Dataset items
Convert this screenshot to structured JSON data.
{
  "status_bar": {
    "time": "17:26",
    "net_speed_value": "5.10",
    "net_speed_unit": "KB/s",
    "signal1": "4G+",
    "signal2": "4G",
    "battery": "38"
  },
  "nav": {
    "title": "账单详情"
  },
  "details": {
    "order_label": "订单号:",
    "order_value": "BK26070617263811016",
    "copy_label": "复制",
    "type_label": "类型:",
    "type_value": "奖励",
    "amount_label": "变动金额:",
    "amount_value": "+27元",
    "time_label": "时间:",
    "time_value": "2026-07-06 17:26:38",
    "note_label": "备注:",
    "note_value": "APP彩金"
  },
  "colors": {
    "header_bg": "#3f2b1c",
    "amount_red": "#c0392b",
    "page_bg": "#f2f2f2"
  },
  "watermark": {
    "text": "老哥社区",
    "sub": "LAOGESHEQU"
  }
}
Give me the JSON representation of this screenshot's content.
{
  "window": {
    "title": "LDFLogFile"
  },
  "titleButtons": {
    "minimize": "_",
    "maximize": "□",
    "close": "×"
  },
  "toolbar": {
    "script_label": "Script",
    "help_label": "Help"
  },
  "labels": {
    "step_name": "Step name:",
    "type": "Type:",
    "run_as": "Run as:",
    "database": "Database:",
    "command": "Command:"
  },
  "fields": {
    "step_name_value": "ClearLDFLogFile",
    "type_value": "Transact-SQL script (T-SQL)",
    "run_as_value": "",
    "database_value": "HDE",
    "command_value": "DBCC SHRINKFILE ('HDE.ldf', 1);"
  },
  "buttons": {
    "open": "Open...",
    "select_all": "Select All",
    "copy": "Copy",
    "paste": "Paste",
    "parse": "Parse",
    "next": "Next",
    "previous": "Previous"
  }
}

[Your instructions]
Repeat each record exactly, leaving nothing out.

[Problem solution]
Convert this screenshot to structured JSON data.
{
  "status_bar": {
    "time": "17:26",
    "net_speed_value": "5.10",
    "net_speed_unit": "KB/s",
    "signal1": "4G+",
    "signal2": "4G",
    "battery": "38"
  },
  "nav": {
    "title": "账单详情"
  },
  "details": {
    "order_label": "订单号:",
    "order_value": "BK26070617263811016",
    "copy_label": "复制",
    "type_label": "类型:",
    "type_value": "奖励",
    "amount_label": "变动金额:",
    "amount_value": "+27元",
    "time_label": "时间:",
    "time_value": "2026-07-06 17:26:38",
    "note_label": "备注:",
    "note_value": "APP彩金"
  },
  "colors": {
    "header_bg": "#3f2b1c",
    "amount_red": "#c0392b",
    "page_bg": "#f2f2f2"
  },
  "watermark": {
    "text": "老哥社区",
    "sub": "LAOGESHEQU"
  }
}
Give me the JSON representation of this screenshot's content.
{
  "window": {
    "title": "LDFLogFile"
  },
  "titleButtons": {
    "minimize": "_",
    "maximize": "□",
    "close": "×"
  },
  "toolbar": {
    "script_label": "Script",
    "help_label": "Help"
  },
  "labels": {
    "step_name": "Step name:",
    "type": "Type:",
    "run_as": "Run as:",
    "database": "Database:",
    "command": "Command:"
  },
  "fields": {
    "step_name_value": "ClearLDFLogFile",
    "type_value": "Transact-SQL script (T-SQL)",
    "run_as_value": "",
    "database_value": "HDE",
    "command_value": "DBCC SHRINKFILE ('HDE.ldf', 1);"
  },
  "buttons": {
    "open": "Open...",
    "select_all": "Select All",
    "copy": "Copy",
    "paste": "Paste",
    "parse": "Parse",
    "next": "Next",
    "previous": "Previous"
  }
}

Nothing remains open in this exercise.